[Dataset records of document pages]
= Beginning of Section =
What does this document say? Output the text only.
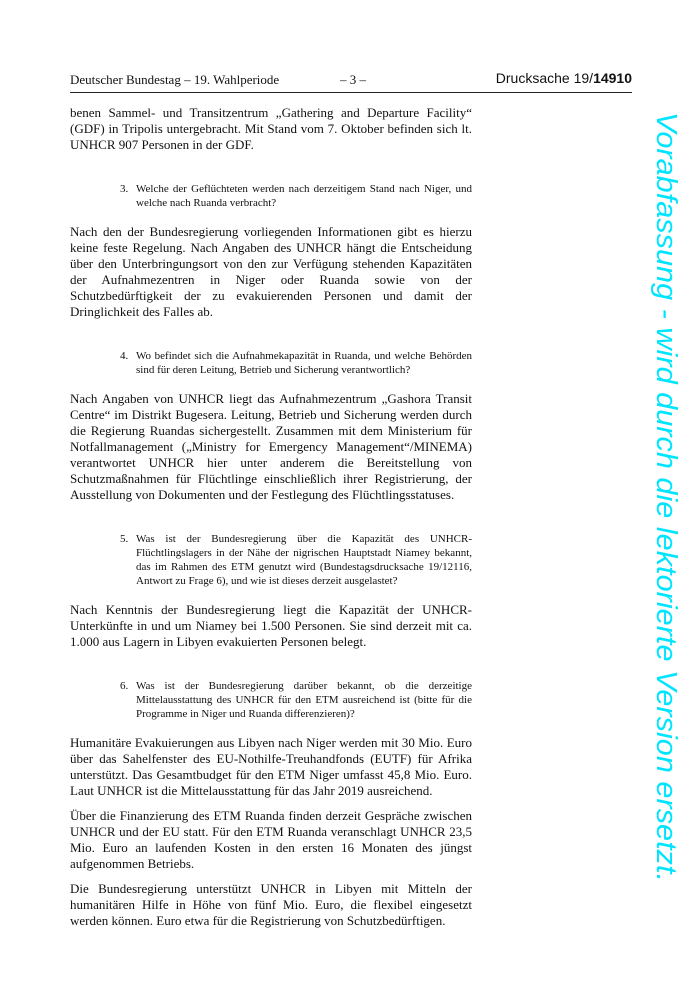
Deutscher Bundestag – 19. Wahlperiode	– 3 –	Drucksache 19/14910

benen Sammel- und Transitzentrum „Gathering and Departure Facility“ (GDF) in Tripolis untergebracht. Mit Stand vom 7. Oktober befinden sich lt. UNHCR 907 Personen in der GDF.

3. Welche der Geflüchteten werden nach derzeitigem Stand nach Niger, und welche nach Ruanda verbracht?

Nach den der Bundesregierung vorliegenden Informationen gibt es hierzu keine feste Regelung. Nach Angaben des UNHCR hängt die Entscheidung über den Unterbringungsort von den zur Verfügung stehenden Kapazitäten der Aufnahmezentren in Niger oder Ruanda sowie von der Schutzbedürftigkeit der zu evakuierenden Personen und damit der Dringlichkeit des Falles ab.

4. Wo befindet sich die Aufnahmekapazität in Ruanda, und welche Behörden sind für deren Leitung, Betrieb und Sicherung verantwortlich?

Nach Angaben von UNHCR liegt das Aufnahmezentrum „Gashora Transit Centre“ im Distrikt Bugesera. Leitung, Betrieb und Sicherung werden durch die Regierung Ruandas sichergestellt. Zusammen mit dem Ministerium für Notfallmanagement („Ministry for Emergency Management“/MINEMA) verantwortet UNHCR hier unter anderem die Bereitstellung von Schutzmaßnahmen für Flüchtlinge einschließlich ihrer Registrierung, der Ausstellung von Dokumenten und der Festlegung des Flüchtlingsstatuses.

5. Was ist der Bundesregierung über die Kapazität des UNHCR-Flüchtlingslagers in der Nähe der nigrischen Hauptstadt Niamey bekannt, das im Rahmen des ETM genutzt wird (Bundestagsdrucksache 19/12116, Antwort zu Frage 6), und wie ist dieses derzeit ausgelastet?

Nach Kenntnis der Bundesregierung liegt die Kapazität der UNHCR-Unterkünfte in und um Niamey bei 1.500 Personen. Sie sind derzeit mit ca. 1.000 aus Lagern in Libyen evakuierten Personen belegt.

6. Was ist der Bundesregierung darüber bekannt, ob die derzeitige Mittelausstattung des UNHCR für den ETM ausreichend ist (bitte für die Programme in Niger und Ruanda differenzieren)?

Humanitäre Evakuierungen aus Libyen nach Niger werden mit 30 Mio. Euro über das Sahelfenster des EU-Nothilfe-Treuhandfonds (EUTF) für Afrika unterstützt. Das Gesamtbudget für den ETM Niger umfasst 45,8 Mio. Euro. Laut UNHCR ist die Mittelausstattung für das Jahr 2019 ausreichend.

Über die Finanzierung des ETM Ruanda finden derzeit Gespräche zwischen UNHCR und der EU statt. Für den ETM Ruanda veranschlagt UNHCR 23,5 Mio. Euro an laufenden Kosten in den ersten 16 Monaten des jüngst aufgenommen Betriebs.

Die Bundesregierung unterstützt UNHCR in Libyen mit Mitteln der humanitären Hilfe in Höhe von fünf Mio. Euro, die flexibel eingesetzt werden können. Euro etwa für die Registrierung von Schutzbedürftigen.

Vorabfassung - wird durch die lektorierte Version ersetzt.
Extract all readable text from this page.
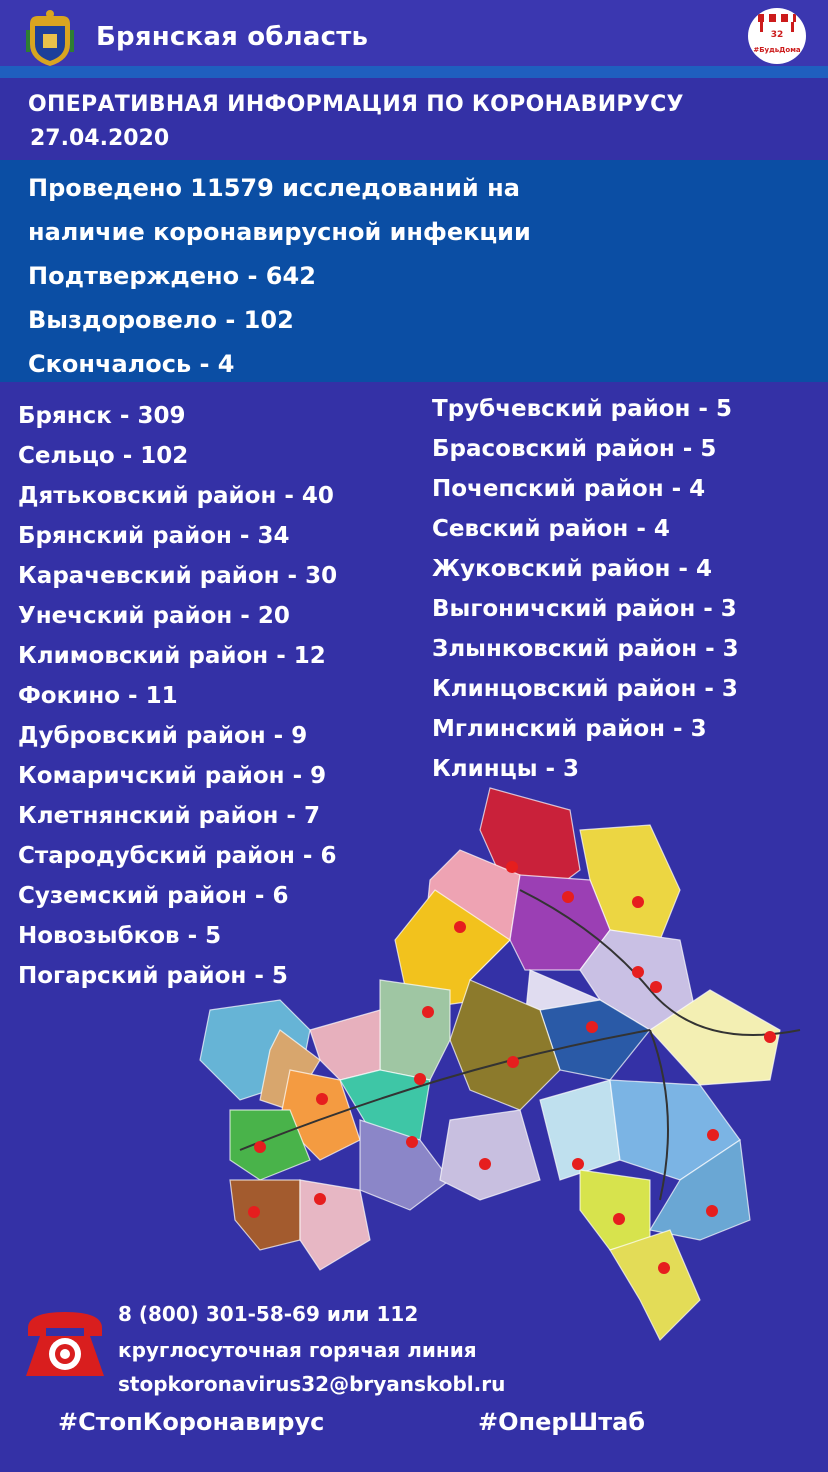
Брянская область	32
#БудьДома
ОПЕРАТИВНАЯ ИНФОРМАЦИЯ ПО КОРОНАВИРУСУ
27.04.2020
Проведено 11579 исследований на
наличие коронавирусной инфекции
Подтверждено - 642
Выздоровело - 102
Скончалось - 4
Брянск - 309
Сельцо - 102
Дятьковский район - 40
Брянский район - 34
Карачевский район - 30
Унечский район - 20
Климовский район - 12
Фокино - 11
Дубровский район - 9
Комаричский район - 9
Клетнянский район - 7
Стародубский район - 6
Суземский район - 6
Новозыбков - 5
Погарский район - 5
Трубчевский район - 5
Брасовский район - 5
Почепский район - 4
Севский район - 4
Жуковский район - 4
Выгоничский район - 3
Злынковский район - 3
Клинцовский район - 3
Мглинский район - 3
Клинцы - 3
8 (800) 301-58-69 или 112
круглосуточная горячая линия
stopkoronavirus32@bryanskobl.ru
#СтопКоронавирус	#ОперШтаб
= End of Section =
Reproduce the data above line for line, excluding every picture.

Finished exercise -
What does this document say? Output the text only.
Deutscher Bundestag – 19. Wahlperiode	– 3 –	Drucksache 19/14910

benen Sammel- und Transitzentrum „Gathering and Departure Facility“ (GDF) in Tripolis untergebracht. Mit Stand vom 7. Oktober befinden sich lt. UNHCR 907 Personen in der GDF.

3. Welche der Geflüchteten werden nach derzeitigem Stand nach Niger, und welche nach Ruanda verbracht?

Nach den der Bundesregierung vorliegenden Informationen gibt es hierzu keine feste Regelung. Nach Angaben des UNHCR hängt die Entscheidung über den Unterbringungsort von den zur Verfügung stehenden Kapazitäten der Aufnahmezentren in Niger oder Ruanda sowie von der Schutzbedürftigkeit der zu evakuierenden Personen und damit der Dringlichkeit des Falles ab.

4. Wo befindet sich die Aufnahmekapazität in Ruanda, und welche Behörden sind für deren Leitung, Betrieb und Sicherung verantwortlich?

Nach Angaben von UNHCR liegt das Aufnahmezentrum „Gashora Transit Centre“ im Distrikt Bugesera. Leitung, Betrieb und Sicherung werden durch die Regierung Ruandas sichergestellt. Zusammen mit dem Ministerium für Notfallmanagement („Ministry for Emergency Management“/MINEMA) verantwortet UNHCR hier unter anderem die Bereitstellung von Schutzmaßnahmen für Flüchtlinge einschließlich ihrer Registrierung, der Ausstellung von Dokumenten und der Festlegung des Flüchtlingsstatuses.

5. Was ist der Bundesregierung über die Kapazität des UNHCR-Flüchtlingslagers in der Nähe der nigrischen Hauptstadt Niamey bekannt, das im Rahmen des ETM genutzt wird (Bundestagsdrucksache 19/12116, Antwort zu Frage 6), und wie ist dieses derzeit ausgelastet?

Nach Kenntnis der Bundesregierung liegt die Kapazität der UNHCR-Unterkünfte in und um Niamey bei 1.500 Personen. Sie sind derzeit mit ca. 1.000 aus Lagern in Libyen evakuierten Personen belegt.

6. Was ist der Bundesregierung darüber bekannt, ob die derzeitige Mittelausstattung des UNHCR für den ETM ausreichend ist (bitte für die Programme in Niger und Ruanda differenzieren)?

Humanitäre Evakuierungen aus Libyen nach Niger werden mit 30 Mio. Euro über das Sahelfenster des EU-Nothilfe-Treuhandfonds (EUTF) für Afrika unterstützt. Das Gesamtbudget für den ETM Niger umfasst 45,8 Mio. Euro. Laut UNHCR ist die Mittelausstattung für das Jahr 2019 ausreichend.

Über die Finanzierung des ETM Ruanda finden derzeit Gespräche zwischen UNHCR und der EU statt. Für den ETM Ruanda veranschlagt UNHCR 23,5 Mio. Euro an laufenden Kosten in den ersten 16 Monaten des jüngst aufgenommen Betriebs.

Die Bundesregierung unterstützt UNHCR in Libyen mit Mitteln der humanitären Hilfe in Höhe von fünf Mio. Euro, die flexibel eingesetzt werden können. Euro etwa für die Registrierung von Schutzbedürftigen.

Vorabfassung - wird durch die lektorierte Version ersetzt.
Extract all readable text from this page.
Брянская область	32
#БудьДома
ОПЕРАТИВНАЯ ИНФОРМАЦИЯ ПО КОРОНАВИРУСУ
27.04.2020
Проведено 11579 исследований на
наличие коронавирусной инфекции
Подтверждено - 642
Выздоровело - 102
Скончалось - 4
Брянск - 309
Сельцо - 102
Дятьковский район - 40
Брянский район - 34
Карачевский район - 30
Унечский район - 20
Климовский район - 12
Фокино - 11
Дубровский район - 9
Комаричский район - 9
Клетнянский район - 7
Стародубский район - 6
Суземский район - 6
Новозыбков - 5
Погарский район - 5
Трубчевский район - 5
Брасовский район - 5
Почепский район - 4
Севский район - 4
Жуковский район - 4
Выгоничский район - 3
Злынковский район - 3
Клинцовский район - 3
Мглинский район - 3
Клинцы - 3
8 (800) 301-58-69 или 112
круглосуточная горячая линия
stopkoronavirus32@bryanskobl.ru
#СтопКоронавирус	#ОперШтаб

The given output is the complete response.